Instruction:
Copy every line of the following data that includes the string "baholab".

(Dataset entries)
• • • • • • •
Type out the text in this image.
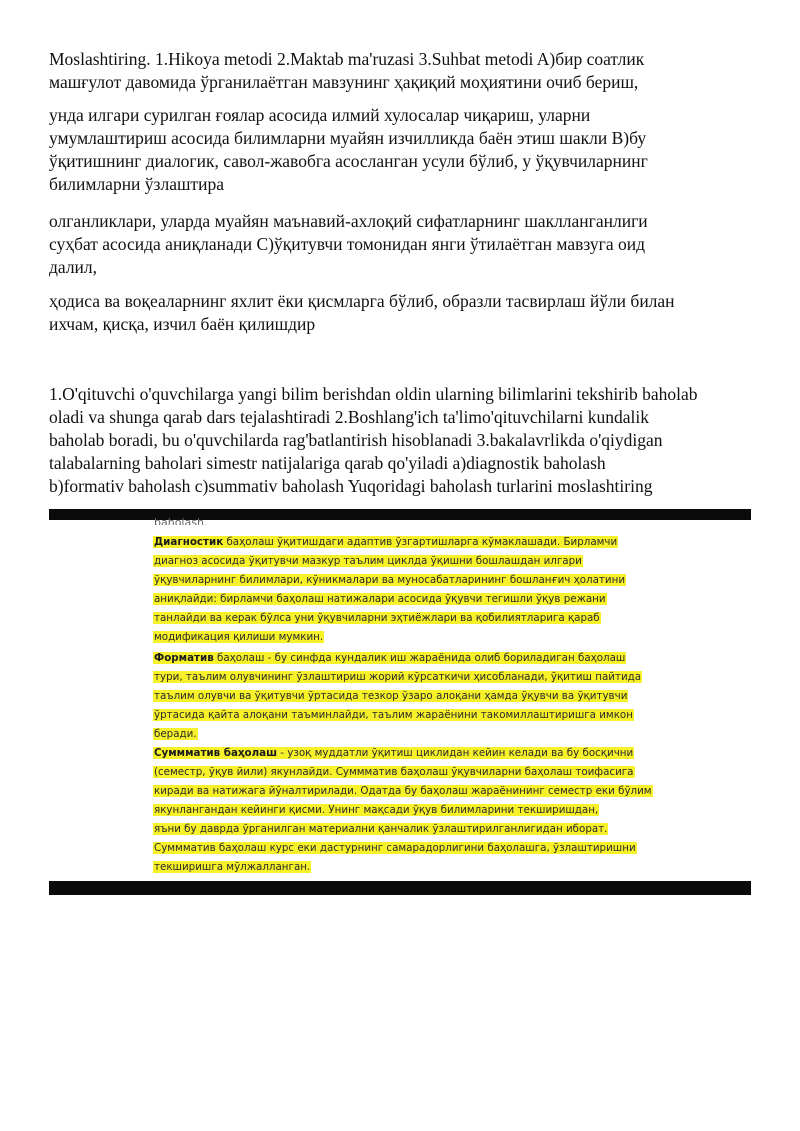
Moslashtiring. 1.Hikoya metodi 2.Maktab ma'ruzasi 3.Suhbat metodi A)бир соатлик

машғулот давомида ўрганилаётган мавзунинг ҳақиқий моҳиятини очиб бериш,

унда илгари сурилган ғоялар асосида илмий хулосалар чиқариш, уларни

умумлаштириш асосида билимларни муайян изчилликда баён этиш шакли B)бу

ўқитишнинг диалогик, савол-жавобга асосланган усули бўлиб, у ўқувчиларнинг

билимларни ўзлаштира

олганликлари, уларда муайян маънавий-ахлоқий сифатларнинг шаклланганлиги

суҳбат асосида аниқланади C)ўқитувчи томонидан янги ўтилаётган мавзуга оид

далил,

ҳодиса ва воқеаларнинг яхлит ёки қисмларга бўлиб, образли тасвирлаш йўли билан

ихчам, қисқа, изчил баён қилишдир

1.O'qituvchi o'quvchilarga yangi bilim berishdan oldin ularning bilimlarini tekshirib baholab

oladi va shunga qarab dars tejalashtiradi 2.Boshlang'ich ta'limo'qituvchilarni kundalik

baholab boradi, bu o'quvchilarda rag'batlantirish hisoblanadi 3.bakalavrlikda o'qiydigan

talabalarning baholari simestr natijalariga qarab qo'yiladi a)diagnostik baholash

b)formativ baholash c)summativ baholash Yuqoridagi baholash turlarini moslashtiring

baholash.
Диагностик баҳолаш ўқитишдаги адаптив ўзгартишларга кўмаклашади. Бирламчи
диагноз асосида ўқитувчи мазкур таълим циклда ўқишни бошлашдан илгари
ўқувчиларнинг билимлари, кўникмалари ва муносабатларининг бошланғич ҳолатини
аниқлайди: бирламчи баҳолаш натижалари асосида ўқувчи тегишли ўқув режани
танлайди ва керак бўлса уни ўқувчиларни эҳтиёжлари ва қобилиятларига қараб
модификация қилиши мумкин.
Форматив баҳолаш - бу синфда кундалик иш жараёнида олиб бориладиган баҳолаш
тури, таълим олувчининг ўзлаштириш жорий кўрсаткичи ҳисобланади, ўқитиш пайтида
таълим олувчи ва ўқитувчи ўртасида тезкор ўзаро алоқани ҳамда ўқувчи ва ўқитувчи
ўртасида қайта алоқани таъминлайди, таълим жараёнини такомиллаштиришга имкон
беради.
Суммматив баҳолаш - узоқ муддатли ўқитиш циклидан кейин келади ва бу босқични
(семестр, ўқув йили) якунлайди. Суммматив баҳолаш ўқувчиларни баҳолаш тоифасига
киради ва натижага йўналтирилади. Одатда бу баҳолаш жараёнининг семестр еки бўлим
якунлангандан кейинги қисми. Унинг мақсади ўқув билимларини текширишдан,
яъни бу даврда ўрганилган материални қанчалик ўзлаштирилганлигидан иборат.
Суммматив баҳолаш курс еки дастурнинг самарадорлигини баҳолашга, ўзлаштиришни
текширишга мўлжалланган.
• • • • • • •
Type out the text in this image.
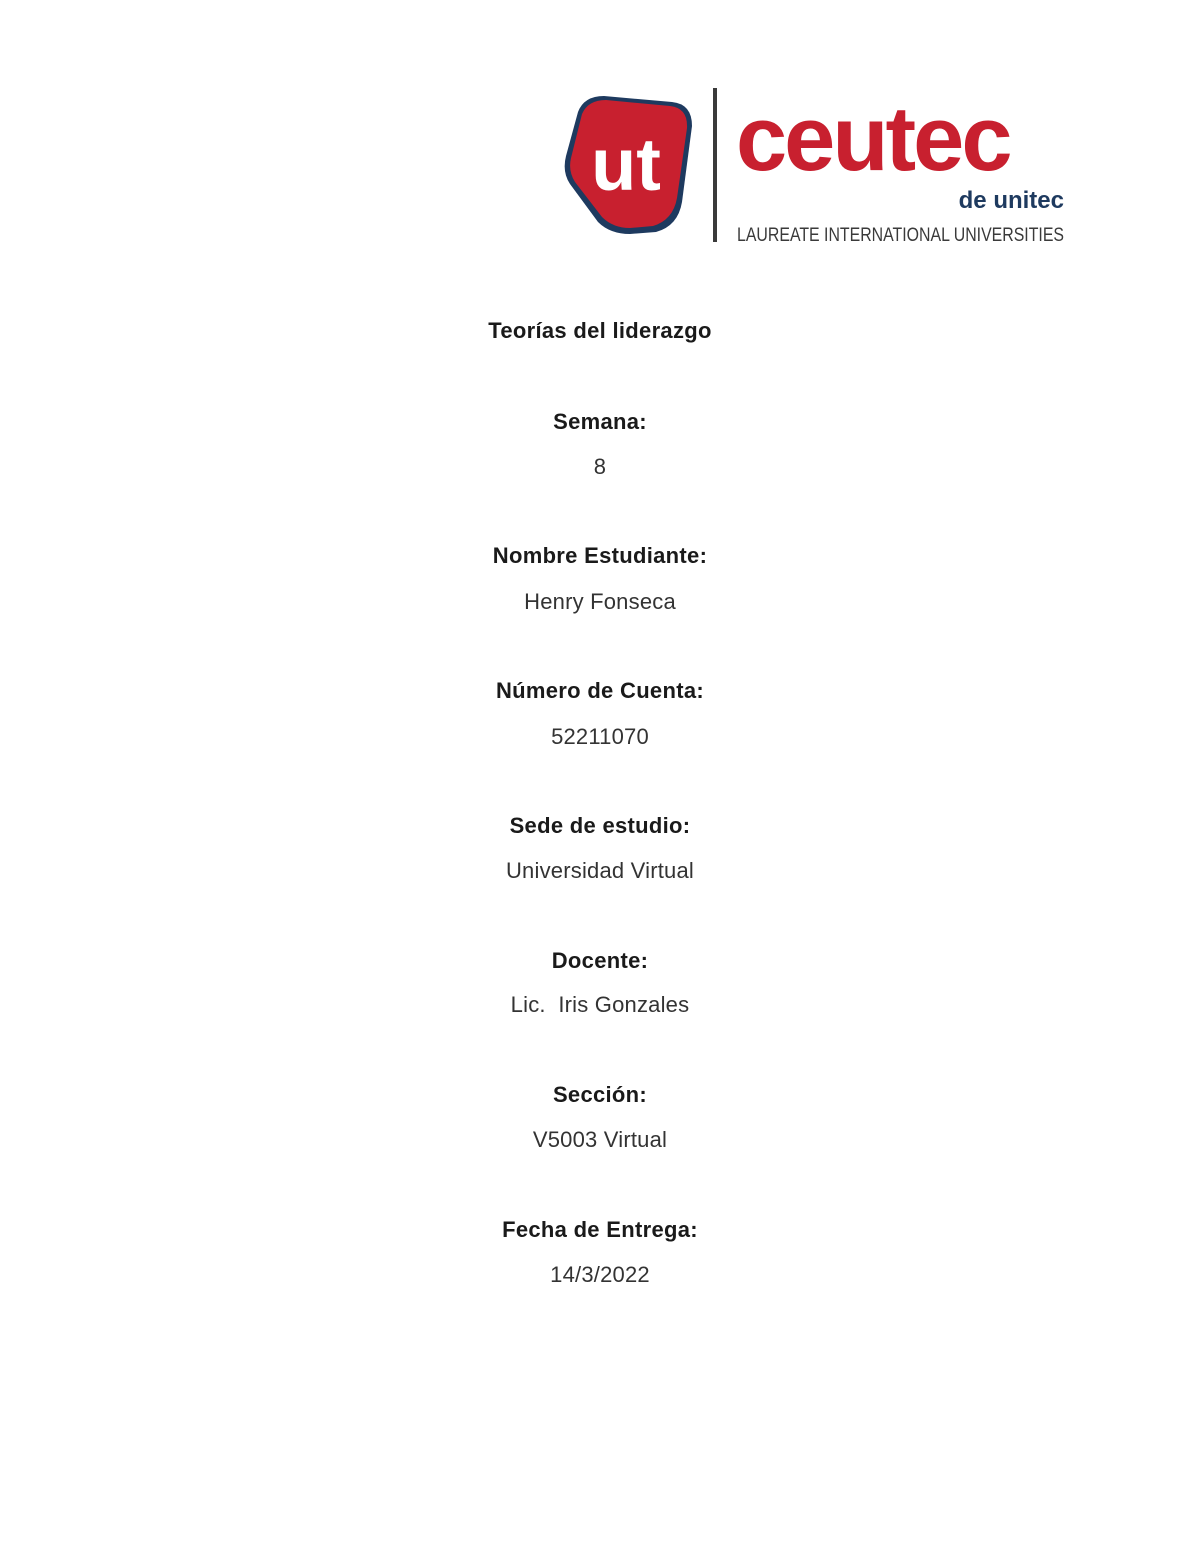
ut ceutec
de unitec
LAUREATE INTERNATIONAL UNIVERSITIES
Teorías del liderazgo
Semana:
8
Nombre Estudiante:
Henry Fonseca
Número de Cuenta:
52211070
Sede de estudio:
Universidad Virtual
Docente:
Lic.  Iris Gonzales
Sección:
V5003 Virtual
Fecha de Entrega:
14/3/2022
• • • • • • •
Solution below:
1.O'qituvchi o'quvchilarga yangi bilim berishdan oldin ularning bilimlarini tekshirib baholab
baholab boradi, bu o'quvchilarda rag'batlantirish hisoblanadi 3.bakalavrlikda o'qiydigan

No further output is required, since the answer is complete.